» **Exercise details**
Find how many lines hold the word "ゴルフプレー料金" and give that number only.
BEGIN Records provided
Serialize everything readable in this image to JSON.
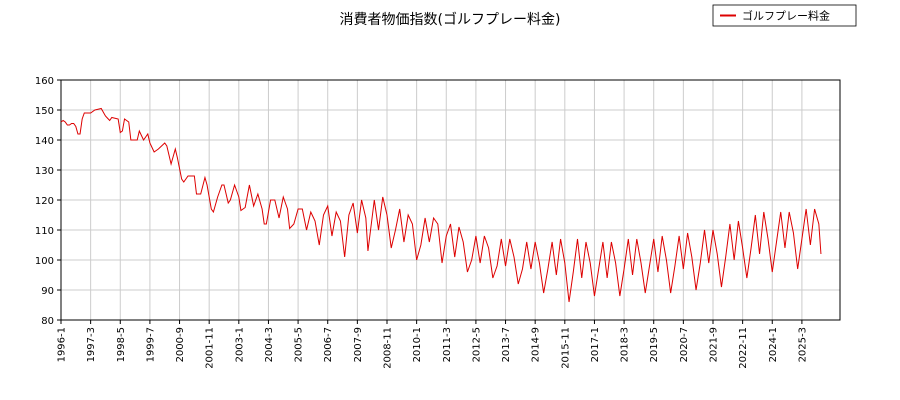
{
  "chart_data": {
    "type": "line",
    "title": "消費者物価指数(ゴルフプレー料金)",
    "legend_position": "top-right",
    "grid": true,
    "ylim": [
      80,
      160
    ],
    "yticks": [
      80,
      90,
      100,
      110,
      120,
      130,
      140,
      150,
      160
    ],
    "xlim": [
      "1996-01",
      "2026-09"
    ],
    "xticks": [
      "1996-1",
      "1997-3",
      "1998-5",
      "1999-7",
      "2000-9",
      "2001-11",
      "2003-1",
      "2004-3",
      "2005-5",
      "2006-7",
      "2007-9",
      "2008-11",
      "2010-1",
      "2011-3",
      "2012-5",
      "2013-7",
      "2014-9",
      "2015-11",
      "2017-1",
      "2018-3",
      "2019-5",
      "2020-7",
      "2021-9",
      "2022-11",
      "2024-1",
      "2025-3"
    ],
    "line_color": "#dd0000",
    "series": [
      {
        "name": "ゴルフプレー料金",
        "anchors": [
          [
            "1996-01",
            146
          ],
          [
            "1996-02",
            146.5
          ],
          [
            "1996-03",
            146
          ],
          [
            "1996-04",
            145
          ],
          [
            "1996-05",
            145
          ],
          [
            "1996-06",
            145.5
          ],
          [
            "1996-07",
            145.5
          ],
          [
            "1996-08",
            144.5
          ],
          [
            "1996-09",
            142
          ],
          [
            "1996-10",
            142
          ],
          [
            "1996-11",
            147
          ],
          [
            "1996-12",
            149
          ],
          [
            "1997-03",
            149
          ],
          [
            "1997-05",
            150
          ],
          [
            "1997-08",
            150.5
          ],
          [
            "1997-10",
            148
          ],
          [
            "1997-12",
            146.5
          ],
          [
            "1998-01",
            147.5
          ],
          [
            "1998-04",
            147
          ],
          [
            "1998-05",
            142.5
          ],
          [
            "1998-06",
            143
          ],
          [
            "1998-07",
            147
          ],
          [
            "1998-09",
            146
          ],
          [
            "1998-10",
            140
          ],
          [
            "1998-11",
            140
          ],
          [
            "1999-01",
            140
          ],
          [
            "1999-02",
            143
          ],
          [
            "1999-04",
            140
          ],
          [
            "1999-06",
            142
          ],
          [
            "1999-07",
            139
          ],
          [
            "1999-09",
            136
          ],
          [
            "1999-11",
            137
          ],
          [
            "2000-02",
            139
          ],
          [
            "2000-03",
            138
          ],
          [
            "2000-05",
            132
          ],
          [
            "2000-07",
            137
          ],
          [
            "2000-08",
            134
          ],
          [
            "2000-10",
            127
          ],
          [
            "2000-11",
            126
          ],
          [
            "2001-01",
            128
          ],
          [
            "2001-04",
            128
          ],
          [
            "2001-05",
            122
          ],
          [
            "2001-07",
            122
          ],
          [
            "2001-09",
            127.5
          ],
          [
            "2001-10",
            125
          ],
          [
            "2001-12",
            117
          ],
          [
            "2002-01",
            116
          ],
          [
            "2002-03",
            121
          ],
          [
            "2002-05",
            125
          ],
          [
            "2002-06",
            125
          ],
          [
            "2002-08",
            119
          ],
          [
            "2002-09",
            120
          ],
          [
            "2002-11",
            125
          ],
          [
            "2003-01",
            121
          ],
          [
            "2003-02",
            116.5
          ],
          [
            "2003-04",
            117.5
          ],
          [
            "2003-06",
            125
          ],
          [
            "2003-08",
            118
          ],
          [
            "2003-10",
            122
          ],
          [
            "2003-12",
            117
          ],
          [
            "2004-01",
            112
          ],
          [
            "2004-02",
            112
          ],
          [
            "2004-04",
            120
          ],
          [
            "2004-06",
            120
          ],
          [
            "2004-08",
            114
          ],
          [
            "2004-10",
            121
          ],
          [
            "2004-12",
            117
          ],
          [
            "2005-01",
            110.5
          ],
          [
            "2005-03",
            112
          ],
          [
            "2005-05",
            117
          ],
          [
            "2005-07",
            117
          ],
          [
            "2005-09",
            110
          ],
          [
            "2005-11",
            116
          ],
          [
            "2006-01",
            113
          ],
          [
            "2006-03",
            105
          ],
          [
            "2006-05",
            115
          ],
          [
            "2006-07",
            118
          ],
          [
            "2006-09",
            108
          ],
          [
            "2006-11",
            116
          ],
          [
            "2007-01",
            113
          ],
          [
            "2007-03",
            101
          ],
          [
            "2007-05",
            115
          ],
          [
            "2007-07",
            119
          ],
          [
            "2007-09",
            109
          ],
          [
            "2007-11",
            120
          ],
          [
            "2008-01",
            114
          ],
          [
            "2008-02",
            103
          ],
          [
            "2008-05",
            120
          ],
          [
            "2008-07",
            110
          ],
          [
            "2008-09",
            121
          ],
          [
            "2008-11",
            115
          ],
          [
            "2009-01",
            104
          ],
          [
            "2009-03",
            110
          ],
          [
            "2009-05",
            117
          ],
          [
            "2009-07",
            106
          ],
          [
            "2009-09",
            115
          ],
          [
            "2009-11",
            112
          ],
          [
            "2010-01",
            100
          ],
          [
            "2010-03",
            105
          ],
          [
            "2010-05",
            114
          ],
          [
            "2010-07",
            106
          ],
          [
            "2010-09",
            114
          ],
          [
            "2010-11",
            112
          ],
          [
            "2011-01",
            99
          ],
          [
            "2011-03",
            108
          ],
          [
            "2011-05",
            112
          ],
          [
            "2011-07",
            101
          ],
          [
            "2011-09",
            111
          ],
          [
            "2011-11",
            106
          ],
          [
            "2012-01",
            96
          ],
          [
            "2012-03",
            100
          ],
          [
            "2012-05",
            108
          ],
          [
            "2012-07",
            99
          ],
          [
            "2012-09",
            108
          ],
          [
            "2012-11",
            104
          ],
          [
            "2013-01",
            94
          ],
          [
            "2013-03",
            98
          ],
          [
            "2013-05",
            107
          ],
          [
            "2013-07",
            98
          ],
          [
            "2013-09",
            107
          ],
          [
            "2013-11",
            101
          ],
          [
            "2014-01",
            92
          ],
          [
            "2014-03",
            97
          ],
          [
            "2014-05",
            106
          ],
          [
            "2014-07",
            97
          ],
          [
            "2014-09",
            106
          ],
          [
            "2014-11",
            99
          ],
          [
            "2015-01",
            89
          ],
          [
            "2015-03",
            97
          ],
          [
            "2015-05",
            106
          ],
          [
            "2015-07",
            95
          ],
          [
            "2015-09",
            107
          ],
          [
            "2015-11",
            99
          ],
          [
            "2016-01",
            86
          ],
          [
            "2016-03",
            96
          ],
          [
            "2016-05",
            107
          ],
          [
            "2016-07",
            94
          ],
          [
            "2016-09",
            106
          ],
          [
            "2016-11",
            99
          ],
          [
            "2017-01",
            88
          ],
          [
            "2017-03",
            97
          ],
          [
            "2017-05",
            106
          ],
          [
            "2017-07",
            94
          ],
          [
            "2017-09",
            106
          ],
          [
            "2017-11",
            99
          ],
          [
            "2018-01",
            88
          ],
          [
            "2018-03",
            97
          ],
          [
            "2018-05",
            107
          ],
          [
            "2018-07",
            95
          ],
          [
            "2018-09",
            107
          ],
          [
            "2018-11",
            99
          ],
          [
            "2019-01",
            89
          ],
          [
            "2019-03",
            98
          ],
          [
            "2019-05",
            107
          ],
          [
            "2019-07",
            96
          ],
          [
            "2019-09",
            108
          ],
          [
            "2019-11",
            100
          ],
          [
            "2020-01",
            89
          ],
          [
            "2020-03",
            98
          ],
          [
            "2020-05",
            108
          ],
          [
            "2020-07",
            97
          ],
          [
            "2020-09",
            109
          ],
          [
            "2020-11",
            101
          ],
          [
            "2021-01",
            90
          ],
          [
            "2021-03",
            99
          ],
          [
            "2021-05",
            110
          ],
          [
            "2021-07",
            99
          ],
          [
            "2021-09",
            110
          ],
          [
            "2021-11",
            102
          ],
          [
            "2022-01",
            91
          ],
          [
            "2022-03",
            101
          ],
          [
            "2022-05",
            112
          ],
          [
            "2022-07",
            100
          ],
          [
            "2022-09",
            113
          ],
          [
            "2022-11",
            104
          ],
          [
            "2023-01",
            94
          ],
          [
            "2023-03",
            104
          ],
          [
            "2023-05",
            115
          ],
          [
            "2023-07",
            102
          ],
          [
            "2023-09",
            116
          ],
          [
            "2023-11",
            107
          ],
          [
            "2024-01",
            96
          ],
          [
            "2024-03",
            106
          ],
          [
            "2024-05",
            116
          ],
          [
            "2024-07",
            104
          ],
          [
            "2024-09",
            116
          ],
          [
            "2024-11",
            109
          ],
          [
            "2025-01",
            97
          ],
          [
            "2025-03",
            107
          ],
          [
            "2025-05",
            117
          ],
          [
            "2025-07",
            105
          ],
          [
            "2025-09",
            117
          ],
          [
            "2025-11",
            112
          ],
          [
            "2025-12",
            102
          ]
        ]
      }
    ]
  }
}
END Records provided
» **Answer to this exercise**
2